Spot each line that carries the word "used"; copy those lines.

+ + + +

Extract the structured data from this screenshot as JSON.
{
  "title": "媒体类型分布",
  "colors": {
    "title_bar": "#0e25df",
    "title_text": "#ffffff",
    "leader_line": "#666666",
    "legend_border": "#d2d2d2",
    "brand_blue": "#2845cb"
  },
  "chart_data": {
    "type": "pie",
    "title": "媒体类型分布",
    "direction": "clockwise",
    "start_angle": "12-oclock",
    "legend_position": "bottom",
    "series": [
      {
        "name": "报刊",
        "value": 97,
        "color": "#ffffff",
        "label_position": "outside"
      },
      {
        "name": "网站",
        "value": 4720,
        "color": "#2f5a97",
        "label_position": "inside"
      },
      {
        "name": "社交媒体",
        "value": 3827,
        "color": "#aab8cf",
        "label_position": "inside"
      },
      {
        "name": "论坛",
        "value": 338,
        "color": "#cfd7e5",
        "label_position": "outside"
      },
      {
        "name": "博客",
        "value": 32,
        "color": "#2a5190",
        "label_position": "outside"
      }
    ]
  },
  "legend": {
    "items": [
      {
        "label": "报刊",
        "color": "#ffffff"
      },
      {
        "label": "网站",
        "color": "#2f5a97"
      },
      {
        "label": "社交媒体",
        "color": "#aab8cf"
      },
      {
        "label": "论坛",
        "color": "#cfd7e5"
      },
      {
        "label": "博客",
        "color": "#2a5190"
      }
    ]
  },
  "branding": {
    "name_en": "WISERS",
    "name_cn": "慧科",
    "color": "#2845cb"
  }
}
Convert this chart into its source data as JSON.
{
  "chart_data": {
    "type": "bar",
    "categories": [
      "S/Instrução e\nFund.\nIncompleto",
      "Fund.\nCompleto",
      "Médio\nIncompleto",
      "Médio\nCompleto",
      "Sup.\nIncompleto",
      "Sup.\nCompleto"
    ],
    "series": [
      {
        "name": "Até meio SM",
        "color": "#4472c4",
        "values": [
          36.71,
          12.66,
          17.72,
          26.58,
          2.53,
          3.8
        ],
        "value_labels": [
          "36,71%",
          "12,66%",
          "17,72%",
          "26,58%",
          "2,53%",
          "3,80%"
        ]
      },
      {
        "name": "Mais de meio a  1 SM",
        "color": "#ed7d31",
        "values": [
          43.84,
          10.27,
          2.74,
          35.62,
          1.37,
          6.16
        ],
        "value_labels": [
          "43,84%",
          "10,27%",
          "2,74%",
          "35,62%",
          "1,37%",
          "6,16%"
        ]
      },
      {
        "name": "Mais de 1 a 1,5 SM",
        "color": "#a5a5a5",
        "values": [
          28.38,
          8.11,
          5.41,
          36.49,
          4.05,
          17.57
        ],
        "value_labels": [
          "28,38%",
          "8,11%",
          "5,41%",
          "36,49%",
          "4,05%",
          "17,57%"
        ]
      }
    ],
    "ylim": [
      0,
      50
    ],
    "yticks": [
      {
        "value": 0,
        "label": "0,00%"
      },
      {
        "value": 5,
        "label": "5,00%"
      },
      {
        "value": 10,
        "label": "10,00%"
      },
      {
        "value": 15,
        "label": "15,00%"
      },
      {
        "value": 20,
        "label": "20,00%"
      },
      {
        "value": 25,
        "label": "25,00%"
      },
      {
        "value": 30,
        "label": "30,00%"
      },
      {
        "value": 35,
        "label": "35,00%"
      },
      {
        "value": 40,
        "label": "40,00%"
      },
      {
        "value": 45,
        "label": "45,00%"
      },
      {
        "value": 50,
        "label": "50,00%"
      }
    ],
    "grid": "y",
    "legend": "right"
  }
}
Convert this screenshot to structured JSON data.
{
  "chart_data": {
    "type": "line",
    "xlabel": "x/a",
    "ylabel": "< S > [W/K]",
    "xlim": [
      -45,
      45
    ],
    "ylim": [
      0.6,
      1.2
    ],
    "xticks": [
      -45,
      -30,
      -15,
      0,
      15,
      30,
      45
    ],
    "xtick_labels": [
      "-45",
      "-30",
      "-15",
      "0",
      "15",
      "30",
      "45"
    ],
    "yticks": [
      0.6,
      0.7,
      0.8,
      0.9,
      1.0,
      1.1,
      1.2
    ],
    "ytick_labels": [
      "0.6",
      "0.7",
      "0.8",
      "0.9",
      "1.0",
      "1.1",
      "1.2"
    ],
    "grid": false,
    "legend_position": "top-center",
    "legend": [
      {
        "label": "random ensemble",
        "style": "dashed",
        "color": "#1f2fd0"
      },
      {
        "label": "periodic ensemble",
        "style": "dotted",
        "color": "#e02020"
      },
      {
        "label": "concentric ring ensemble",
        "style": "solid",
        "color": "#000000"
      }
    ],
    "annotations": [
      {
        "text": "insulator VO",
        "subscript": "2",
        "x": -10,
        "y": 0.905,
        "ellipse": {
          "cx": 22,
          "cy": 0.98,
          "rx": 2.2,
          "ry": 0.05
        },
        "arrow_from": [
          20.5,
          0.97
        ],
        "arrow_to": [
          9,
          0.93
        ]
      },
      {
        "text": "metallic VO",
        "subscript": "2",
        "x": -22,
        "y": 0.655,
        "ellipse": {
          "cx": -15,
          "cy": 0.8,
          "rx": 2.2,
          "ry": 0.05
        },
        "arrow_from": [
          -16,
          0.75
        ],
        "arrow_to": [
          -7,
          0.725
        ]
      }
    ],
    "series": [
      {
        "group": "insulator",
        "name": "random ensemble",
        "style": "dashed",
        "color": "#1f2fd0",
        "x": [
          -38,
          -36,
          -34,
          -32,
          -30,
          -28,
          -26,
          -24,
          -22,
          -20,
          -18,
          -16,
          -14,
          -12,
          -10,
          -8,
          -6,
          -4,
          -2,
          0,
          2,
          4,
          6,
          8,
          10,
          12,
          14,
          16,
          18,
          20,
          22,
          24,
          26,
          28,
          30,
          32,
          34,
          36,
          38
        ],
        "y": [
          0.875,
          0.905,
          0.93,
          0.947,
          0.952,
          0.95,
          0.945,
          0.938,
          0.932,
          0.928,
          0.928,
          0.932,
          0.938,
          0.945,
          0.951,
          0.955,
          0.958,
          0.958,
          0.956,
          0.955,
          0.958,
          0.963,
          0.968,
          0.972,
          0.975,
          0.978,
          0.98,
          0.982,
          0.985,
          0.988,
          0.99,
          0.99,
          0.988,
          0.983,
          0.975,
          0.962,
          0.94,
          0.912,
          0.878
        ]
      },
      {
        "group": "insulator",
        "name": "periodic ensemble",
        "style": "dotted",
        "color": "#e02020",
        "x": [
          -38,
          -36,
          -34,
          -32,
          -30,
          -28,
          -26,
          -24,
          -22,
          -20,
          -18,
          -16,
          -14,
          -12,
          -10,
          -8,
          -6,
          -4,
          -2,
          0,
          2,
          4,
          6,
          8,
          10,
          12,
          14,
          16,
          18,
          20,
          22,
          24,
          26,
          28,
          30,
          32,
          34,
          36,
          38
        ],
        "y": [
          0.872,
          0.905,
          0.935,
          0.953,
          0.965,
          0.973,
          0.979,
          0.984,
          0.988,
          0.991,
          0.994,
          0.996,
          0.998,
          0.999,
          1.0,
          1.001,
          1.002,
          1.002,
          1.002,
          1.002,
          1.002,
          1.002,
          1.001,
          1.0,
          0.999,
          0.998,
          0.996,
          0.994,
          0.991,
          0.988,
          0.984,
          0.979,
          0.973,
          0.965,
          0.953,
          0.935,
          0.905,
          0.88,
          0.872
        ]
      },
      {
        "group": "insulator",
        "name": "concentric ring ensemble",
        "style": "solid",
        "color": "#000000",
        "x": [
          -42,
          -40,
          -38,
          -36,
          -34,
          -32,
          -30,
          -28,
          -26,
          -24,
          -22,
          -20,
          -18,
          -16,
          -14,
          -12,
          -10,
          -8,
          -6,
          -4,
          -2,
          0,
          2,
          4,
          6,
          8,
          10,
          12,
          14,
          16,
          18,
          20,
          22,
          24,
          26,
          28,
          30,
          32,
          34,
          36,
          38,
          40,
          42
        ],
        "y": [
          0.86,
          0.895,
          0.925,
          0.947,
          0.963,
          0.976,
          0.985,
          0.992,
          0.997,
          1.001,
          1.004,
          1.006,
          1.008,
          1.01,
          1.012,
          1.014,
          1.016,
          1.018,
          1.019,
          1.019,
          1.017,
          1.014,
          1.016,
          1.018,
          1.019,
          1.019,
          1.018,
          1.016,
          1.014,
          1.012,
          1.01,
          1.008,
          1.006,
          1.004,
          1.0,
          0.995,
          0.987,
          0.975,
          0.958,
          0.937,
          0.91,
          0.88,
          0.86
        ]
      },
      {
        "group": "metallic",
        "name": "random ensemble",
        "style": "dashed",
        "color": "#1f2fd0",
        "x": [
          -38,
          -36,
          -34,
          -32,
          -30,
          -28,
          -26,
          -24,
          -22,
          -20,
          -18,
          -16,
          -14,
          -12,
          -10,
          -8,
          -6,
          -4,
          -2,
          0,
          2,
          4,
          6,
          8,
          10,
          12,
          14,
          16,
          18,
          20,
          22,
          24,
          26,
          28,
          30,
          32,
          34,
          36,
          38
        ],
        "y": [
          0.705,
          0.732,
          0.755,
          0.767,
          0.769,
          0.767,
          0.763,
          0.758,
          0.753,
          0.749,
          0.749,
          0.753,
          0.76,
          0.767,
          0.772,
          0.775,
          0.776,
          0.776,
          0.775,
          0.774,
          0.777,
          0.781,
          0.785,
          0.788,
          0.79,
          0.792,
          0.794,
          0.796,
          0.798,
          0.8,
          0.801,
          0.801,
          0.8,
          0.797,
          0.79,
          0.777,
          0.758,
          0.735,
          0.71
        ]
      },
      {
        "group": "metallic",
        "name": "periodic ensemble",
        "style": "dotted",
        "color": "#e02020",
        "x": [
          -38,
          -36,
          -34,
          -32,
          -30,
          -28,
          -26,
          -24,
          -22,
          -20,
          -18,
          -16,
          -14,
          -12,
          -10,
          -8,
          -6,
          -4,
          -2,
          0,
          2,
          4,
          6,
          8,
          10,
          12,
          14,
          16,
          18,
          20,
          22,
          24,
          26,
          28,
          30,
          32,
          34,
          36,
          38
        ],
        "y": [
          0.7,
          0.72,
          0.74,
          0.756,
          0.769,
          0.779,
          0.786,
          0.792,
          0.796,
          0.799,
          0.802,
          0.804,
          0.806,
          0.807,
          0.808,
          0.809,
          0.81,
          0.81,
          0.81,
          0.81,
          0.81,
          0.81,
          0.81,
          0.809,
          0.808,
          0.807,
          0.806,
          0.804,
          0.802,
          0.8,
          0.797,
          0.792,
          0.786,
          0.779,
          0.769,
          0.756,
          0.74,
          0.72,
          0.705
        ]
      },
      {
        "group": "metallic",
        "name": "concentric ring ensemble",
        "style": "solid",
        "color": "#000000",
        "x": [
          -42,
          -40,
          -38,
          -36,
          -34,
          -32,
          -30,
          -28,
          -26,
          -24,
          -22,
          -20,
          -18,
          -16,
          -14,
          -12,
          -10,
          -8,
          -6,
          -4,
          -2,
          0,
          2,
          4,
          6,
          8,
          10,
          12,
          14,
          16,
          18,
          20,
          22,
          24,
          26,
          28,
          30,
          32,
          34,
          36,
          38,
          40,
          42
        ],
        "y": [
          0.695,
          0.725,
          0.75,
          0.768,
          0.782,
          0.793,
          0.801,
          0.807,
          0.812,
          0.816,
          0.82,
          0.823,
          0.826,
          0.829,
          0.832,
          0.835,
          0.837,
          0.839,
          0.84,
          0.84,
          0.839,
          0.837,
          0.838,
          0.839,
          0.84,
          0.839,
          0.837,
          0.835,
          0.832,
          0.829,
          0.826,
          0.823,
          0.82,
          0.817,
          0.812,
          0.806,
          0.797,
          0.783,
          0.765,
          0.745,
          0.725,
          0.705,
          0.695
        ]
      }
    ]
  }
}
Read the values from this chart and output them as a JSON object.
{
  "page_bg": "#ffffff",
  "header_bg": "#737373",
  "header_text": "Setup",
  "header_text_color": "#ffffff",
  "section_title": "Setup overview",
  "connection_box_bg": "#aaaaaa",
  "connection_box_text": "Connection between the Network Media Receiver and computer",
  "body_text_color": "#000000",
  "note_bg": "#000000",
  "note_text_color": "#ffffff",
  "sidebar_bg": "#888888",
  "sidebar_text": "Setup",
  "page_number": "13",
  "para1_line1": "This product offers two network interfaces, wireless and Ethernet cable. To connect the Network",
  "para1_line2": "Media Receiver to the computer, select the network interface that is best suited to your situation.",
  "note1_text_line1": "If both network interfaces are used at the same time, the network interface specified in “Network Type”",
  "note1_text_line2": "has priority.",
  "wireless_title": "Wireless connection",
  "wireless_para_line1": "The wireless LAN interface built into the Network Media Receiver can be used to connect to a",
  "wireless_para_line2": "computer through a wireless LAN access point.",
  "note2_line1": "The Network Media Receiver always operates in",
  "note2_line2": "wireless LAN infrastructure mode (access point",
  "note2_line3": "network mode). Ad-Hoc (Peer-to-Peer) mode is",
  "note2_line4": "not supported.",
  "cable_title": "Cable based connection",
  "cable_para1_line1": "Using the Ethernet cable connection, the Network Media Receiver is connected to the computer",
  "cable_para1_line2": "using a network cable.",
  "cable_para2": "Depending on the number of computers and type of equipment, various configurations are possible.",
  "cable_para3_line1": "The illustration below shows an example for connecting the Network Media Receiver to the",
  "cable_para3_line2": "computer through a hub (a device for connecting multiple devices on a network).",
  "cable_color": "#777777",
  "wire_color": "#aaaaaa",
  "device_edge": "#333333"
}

+ + + +

**RESULT FOR THIS TASK:**
  "note1_text_line1": "If both network interfaces are used at the same time, the network interface specified in “Network Type”",
  "wireless_para_line1": "The wireless LAN interface built into the Network Media Receiver can be used to connect to a",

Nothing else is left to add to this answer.